▶ **Stated goal**
Pull out every line below that holds the word "JSON".

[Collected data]
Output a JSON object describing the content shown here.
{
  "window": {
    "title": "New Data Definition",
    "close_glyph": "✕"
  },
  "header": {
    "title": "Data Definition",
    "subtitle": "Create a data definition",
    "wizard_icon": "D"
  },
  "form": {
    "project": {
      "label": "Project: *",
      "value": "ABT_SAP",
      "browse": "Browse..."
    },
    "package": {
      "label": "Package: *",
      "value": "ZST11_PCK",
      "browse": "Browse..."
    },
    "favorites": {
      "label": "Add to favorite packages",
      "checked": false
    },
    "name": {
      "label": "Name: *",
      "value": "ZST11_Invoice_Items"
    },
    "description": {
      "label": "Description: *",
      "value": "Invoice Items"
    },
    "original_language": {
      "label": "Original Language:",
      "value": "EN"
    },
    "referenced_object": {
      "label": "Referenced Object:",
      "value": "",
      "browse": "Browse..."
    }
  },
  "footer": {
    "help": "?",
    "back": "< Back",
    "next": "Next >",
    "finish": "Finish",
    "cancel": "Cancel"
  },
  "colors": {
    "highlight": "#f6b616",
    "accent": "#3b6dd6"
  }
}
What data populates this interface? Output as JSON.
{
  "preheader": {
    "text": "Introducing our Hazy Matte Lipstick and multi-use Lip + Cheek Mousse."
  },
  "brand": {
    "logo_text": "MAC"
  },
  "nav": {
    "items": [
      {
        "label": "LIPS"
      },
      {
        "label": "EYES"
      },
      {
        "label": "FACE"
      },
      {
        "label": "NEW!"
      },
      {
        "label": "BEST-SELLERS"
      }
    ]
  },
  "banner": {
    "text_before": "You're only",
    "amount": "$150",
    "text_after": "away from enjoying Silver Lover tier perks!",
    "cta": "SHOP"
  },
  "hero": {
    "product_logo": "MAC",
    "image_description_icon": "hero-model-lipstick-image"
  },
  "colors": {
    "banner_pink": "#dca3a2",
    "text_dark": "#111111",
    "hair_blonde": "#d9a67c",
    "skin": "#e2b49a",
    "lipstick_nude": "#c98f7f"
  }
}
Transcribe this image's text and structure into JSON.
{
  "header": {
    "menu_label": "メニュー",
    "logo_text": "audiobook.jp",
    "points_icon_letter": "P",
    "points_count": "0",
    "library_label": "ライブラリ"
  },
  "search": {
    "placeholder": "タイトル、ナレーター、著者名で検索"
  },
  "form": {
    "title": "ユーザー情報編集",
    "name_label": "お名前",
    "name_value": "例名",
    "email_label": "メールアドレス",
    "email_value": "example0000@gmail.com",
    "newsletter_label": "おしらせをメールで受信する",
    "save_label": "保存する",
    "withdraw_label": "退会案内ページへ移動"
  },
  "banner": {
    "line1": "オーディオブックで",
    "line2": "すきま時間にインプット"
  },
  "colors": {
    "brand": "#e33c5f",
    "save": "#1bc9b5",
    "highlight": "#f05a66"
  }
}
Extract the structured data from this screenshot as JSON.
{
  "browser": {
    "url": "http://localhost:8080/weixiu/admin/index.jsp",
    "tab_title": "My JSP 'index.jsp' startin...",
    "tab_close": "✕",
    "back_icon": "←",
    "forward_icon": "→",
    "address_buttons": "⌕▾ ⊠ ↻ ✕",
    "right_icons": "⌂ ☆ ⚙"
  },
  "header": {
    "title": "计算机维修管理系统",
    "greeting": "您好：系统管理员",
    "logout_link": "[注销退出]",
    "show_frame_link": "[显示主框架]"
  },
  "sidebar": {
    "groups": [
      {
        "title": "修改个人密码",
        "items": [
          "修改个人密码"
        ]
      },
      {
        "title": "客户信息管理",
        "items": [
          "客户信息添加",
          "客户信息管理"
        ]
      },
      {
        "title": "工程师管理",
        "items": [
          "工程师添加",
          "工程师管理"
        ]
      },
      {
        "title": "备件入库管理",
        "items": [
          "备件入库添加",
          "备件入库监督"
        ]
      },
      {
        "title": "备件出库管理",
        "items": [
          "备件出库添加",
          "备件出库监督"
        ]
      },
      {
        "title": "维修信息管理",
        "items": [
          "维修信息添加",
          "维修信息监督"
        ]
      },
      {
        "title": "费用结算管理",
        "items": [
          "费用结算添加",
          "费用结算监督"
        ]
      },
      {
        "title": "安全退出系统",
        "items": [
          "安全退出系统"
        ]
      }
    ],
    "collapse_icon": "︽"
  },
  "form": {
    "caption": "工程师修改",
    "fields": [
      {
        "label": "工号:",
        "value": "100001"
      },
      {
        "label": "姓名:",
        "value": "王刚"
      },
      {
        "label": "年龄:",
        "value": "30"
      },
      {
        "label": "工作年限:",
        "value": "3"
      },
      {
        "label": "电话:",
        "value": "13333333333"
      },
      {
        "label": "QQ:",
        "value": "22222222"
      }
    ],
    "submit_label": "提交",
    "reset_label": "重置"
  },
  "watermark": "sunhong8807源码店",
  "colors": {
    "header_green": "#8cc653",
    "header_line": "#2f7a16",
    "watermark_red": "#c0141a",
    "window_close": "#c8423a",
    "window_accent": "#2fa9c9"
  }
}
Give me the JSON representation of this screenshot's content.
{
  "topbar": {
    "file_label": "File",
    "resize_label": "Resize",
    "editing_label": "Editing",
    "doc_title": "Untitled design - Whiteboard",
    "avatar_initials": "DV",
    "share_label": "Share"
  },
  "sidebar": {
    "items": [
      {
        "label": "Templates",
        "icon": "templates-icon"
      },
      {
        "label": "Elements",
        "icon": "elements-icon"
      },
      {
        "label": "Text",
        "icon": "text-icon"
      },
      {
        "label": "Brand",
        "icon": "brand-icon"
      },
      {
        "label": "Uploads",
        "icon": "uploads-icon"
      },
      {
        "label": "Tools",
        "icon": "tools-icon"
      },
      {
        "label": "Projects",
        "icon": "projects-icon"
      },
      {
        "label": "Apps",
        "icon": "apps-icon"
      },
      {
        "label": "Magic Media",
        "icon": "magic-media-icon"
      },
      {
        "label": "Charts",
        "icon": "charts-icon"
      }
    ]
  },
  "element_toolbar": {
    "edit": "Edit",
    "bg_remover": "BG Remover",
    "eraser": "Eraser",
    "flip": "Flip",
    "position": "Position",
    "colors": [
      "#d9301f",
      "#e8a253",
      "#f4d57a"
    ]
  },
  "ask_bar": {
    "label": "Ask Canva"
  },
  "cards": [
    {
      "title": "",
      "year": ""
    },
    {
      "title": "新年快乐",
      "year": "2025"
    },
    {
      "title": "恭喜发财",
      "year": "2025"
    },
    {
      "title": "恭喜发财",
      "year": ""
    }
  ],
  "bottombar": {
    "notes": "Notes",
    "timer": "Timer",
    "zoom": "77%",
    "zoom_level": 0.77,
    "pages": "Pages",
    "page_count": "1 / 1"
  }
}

▶ **Written reply**
Output a JSON object describing the content shown here.
What data populates this interface? Output as JSON.
Transcribe this image's text and structure into JSON.
Extract the structured data from this screenshot as JSON.
Give me the JSON representation of this screenshot's content.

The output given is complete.